(Extracted records)
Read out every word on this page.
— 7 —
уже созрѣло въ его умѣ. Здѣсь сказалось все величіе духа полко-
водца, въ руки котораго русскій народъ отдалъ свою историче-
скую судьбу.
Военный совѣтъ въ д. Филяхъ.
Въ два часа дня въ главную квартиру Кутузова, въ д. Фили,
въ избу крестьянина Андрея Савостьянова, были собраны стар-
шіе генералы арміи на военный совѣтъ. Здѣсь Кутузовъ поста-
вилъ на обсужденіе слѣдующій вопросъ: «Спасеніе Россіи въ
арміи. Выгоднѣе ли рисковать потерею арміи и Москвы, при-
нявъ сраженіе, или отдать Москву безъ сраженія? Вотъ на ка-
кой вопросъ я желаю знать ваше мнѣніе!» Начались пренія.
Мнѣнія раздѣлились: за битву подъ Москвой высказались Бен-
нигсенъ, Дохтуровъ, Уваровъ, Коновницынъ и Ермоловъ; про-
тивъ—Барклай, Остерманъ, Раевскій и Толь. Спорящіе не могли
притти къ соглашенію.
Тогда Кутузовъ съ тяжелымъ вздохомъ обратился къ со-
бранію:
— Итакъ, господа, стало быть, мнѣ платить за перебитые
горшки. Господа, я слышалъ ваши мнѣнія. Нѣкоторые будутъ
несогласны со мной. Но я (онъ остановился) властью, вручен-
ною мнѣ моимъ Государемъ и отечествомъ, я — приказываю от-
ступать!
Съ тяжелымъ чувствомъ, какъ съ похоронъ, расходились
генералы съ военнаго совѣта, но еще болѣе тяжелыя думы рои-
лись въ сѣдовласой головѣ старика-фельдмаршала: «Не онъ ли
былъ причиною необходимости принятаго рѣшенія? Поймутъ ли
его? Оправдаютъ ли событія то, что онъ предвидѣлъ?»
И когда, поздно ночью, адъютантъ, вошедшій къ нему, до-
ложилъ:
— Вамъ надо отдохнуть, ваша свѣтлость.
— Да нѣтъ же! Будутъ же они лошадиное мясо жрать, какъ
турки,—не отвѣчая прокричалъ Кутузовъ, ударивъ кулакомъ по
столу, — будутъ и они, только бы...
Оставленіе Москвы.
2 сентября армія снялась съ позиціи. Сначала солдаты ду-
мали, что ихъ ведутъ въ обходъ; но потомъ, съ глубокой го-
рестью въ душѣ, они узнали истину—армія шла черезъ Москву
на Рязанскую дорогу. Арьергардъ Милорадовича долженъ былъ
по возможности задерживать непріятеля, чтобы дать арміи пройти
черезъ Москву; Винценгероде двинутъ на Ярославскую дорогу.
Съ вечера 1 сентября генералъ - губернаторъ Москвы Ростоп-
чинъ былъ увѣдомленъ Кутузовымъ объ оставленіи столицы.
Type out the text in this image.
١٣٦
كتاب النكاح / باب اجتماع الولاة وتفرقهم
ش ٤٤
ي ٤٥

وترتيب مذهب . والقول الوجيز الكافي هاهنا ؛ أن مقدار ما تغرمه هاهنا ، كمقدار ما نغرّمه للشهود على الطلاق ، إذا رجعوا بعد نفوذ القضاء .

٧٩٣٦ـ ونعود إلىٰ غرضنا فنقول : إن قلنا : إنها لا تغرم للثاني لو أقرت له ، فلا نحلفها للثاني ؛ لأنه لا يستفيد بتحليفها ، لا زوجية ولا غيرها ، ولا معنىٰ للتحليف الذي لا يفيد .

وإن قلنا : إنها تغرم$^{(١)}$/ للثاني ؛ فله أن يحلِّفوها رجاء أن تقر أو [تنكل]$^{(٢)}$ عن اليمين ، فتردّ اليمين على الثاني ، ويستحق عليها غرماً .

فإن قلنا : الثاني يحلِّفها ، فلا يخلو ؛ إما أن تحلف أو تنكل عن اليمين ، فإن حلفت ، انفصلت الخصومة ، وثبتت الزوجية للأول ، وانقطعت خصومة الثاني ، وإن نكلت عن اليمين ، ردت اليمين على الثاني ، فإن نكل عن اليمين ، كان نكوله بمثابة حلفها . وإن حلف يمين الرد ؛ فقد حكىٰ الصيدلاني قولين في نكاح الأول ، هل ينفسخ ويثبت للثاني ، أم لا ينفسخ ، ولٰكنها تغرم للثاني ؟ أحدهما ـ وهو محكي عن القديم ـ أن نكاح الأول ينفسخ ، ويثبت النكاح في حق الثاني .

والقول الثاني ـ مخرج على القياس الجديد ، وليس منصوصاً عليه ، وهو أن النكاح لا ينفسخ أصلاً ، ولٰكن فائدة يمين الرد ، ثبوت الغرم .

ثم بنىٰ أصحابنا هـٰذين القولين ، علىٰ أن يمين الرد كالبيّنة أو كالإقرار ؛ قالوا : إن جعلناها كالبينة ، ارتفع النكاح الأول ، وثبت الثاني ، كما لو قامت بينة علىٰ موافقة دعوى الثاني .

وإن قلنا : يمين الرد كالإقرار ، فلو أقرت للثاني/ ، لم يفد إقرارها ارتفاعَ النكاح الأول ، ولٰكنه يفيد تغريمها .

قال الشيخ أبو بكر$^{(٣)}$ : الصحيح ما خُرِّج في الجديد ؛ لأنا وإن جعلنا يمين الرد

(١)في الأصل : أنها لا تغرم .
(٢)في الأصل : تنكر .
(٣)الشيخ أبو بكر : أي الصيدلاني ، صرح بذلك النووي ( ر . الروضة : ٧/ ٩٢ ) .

→ **What needs to be done**
How many lines of the records contain the string "былъ"? Respond with the number alone.

→ **Result below**
3